[Stored entries]
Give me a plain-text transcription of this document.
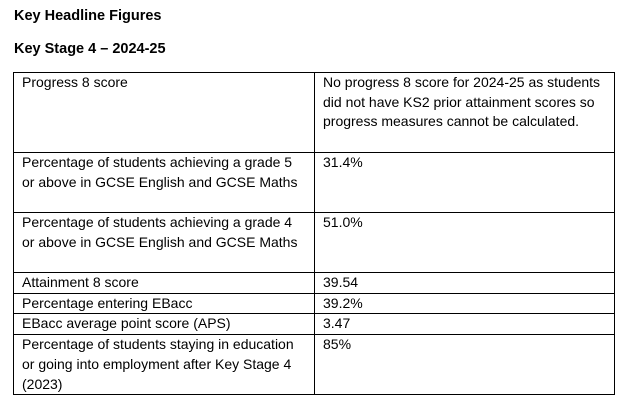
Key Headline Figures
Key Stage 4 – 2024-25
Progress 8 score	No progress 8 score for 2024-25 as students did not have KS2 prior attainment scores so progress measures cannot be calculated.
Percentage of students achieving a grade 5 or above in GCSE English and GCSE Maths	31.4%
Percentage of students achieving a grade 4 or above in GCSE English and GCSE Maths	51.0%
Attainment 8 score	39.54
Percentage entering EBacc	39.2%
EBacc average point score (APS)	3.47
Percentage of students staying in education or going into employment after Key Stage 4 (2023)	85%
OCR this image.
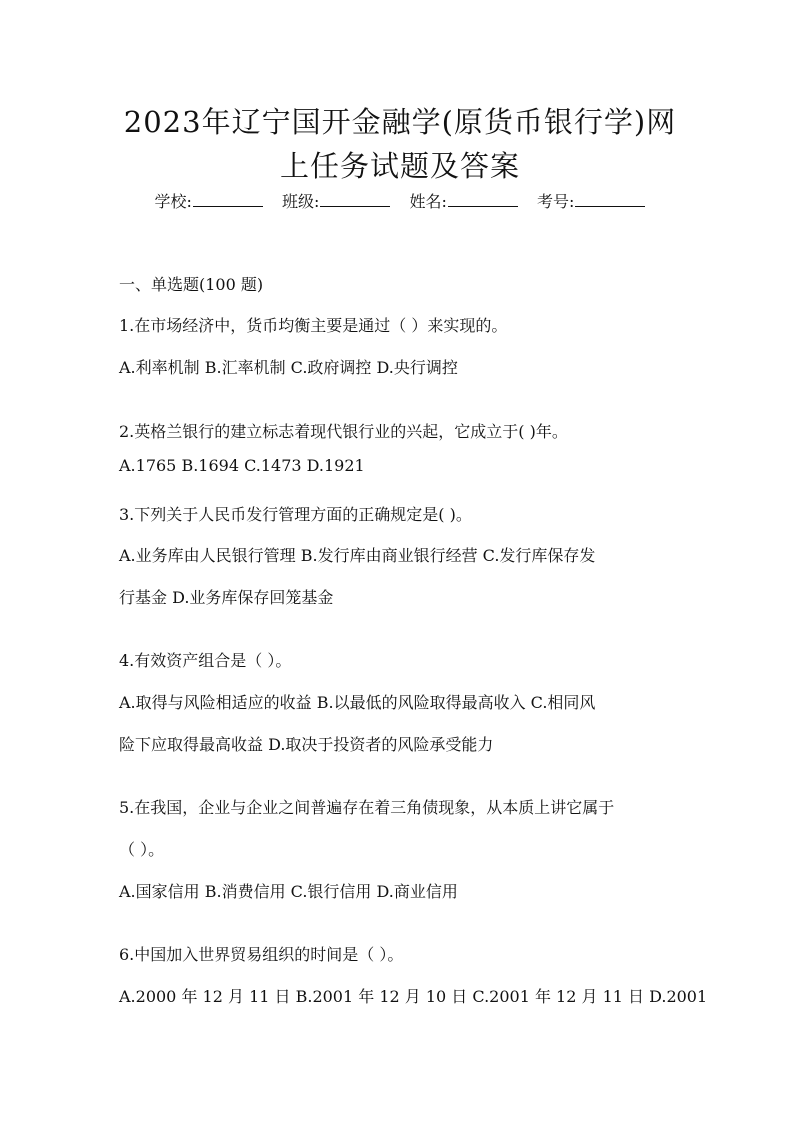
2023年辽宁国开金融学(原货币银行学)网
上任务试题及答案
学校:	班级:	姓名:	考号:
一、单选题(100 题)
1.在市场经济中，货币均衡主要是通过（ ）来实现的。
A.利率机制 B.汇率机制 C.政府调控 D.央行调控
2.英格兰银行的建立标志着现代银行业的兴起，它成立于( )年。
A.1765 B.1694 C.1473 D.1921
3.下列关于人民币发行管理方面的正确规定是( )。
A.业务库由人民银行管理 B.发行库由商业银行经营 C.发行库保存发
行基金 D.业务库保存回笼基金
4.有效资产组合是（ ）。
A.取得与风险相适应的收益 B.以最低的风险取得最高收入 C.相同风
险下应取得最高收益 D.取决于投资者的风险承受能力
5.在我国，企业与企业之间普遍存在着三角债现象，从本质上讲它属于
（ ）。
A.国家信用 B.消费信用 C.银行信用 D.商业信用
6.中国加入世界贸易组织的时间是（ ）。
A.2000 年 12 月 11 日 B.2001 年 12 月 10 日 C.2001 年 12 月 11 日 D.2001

▸ Exercise task: Give only the number of lines in the entries above that hold the string "Maths".

▸ Reply to the task: 2